▶
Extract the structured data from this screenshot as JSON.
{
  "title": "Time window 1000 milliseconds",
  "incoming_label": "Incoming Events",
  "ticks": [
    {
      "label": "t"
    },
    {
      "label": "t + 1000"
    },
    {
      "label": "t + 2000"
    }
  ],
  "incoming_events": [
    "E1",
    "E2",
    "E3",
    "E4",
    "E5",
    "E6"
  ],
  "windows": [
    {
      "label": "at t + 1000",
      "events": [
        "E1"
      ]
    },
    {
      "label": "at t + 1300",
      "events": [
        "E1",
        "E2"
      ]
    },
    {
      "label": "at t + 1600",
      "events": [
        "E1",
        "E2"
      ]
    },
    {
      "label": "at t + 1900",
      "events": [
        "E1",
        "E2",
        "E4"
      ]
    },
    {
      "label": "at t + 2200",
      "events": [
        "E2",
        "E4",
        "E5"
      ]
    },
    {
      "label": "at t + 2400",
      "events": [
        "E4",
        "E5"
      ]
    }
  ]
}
◀
SHORT TASK:
Retype each record exactly, leaving nothing out.

RESPONSE:
Extract the structured data from this screenshot as JSON.
{
  "title": "Time window 1000 milliseconds",
  "incoming_label": "Incoming Events",
  "ticks": [
    {
      "label": "t"
    },
    {
      "label": "t + 1000"
    },
    {
      "label": "t + 2000"
    }
  ],
  "incoming_events": [
    "E1",
    "E2",
    "E3",
    "E4",
    "E5",
    "E6"
  ],
  "windows": [
    {
      "label": "at t + 1000",
      "events": [
        "E1"
      ]
    },
    {
      "label": "at t + 1300",
      "events": [
        "E1",
        "E2"
      ]
    },
    {
      "label": "at t + 1600",
      "events": [
        "E1",
        "E2"
      ]
    },
    {
      "label": "at t + 1900",
      "events": [
        "E1",
        "E2",
        "E4"
      ]
    },
    {
      "label": "at t + 2200",
      "events": [
        "E2",
        "E4",
        "E5"
      ]
    },
    {
      "label": "at t + 2400",
      "events": [
        "E4",
        "E5"
      ]
    }
  ]
}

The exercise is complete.